Stored data
========================

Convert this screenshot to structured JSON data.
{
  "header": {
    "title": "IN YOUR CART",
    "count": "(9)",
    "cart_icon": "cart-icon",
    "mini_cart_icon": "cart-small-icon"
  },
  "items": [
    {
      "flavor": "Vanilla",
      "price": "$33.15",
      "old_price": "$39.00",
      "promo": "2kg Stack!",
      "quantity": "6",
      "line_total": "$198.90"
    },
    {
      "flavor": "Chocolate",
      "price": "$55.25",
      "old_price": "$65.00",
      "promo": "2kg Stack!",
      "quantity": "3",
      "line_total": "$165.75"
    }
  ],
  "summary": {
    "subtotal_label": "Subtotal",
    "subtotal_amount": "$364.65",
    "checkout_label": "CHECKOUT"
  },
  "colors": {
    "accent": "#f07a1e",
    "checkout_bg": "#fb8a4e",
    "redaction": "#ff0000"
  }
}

========================

- **Task description**:
All of the data needs to be reproduced exactly, with no line missing.

- **Complete output**:
Convert this screenshot to structured JSON data.
{
  "header": {
    "title": "IN YOUR CART",
    "count": "(9)",
    "cart_icon": "cart-icon",
    "mini_cart_icon": "cart-small-icon"
  },
  "items": [
    {
      "flavor": "Vanilla",
      "price": "$33.15",
      "old_price": "$39.00",
      "promo": "2kg Stack!",
      "quantity": "6",
      "line_total": "$198.90"
    },
    {
      "flavor": "Chocolate",
      "price": "$55.25",
      "old_price": "$65.00",
      "promo": "2kg Stack!",
      "quantity": "3",
      "line_total": "$165.75"
    }
  ],
  "summary": {
    "subtotal_label": "Subtotal",
    "subtotal_amount": "$364.65",
    "checkout_label": "CHECKOUT"
  },
  "colors": {
    "accent": "#f07a1e",
    "checkout_bg": "#fb8a4e",
    "redaction": "#ff0000"
  }
}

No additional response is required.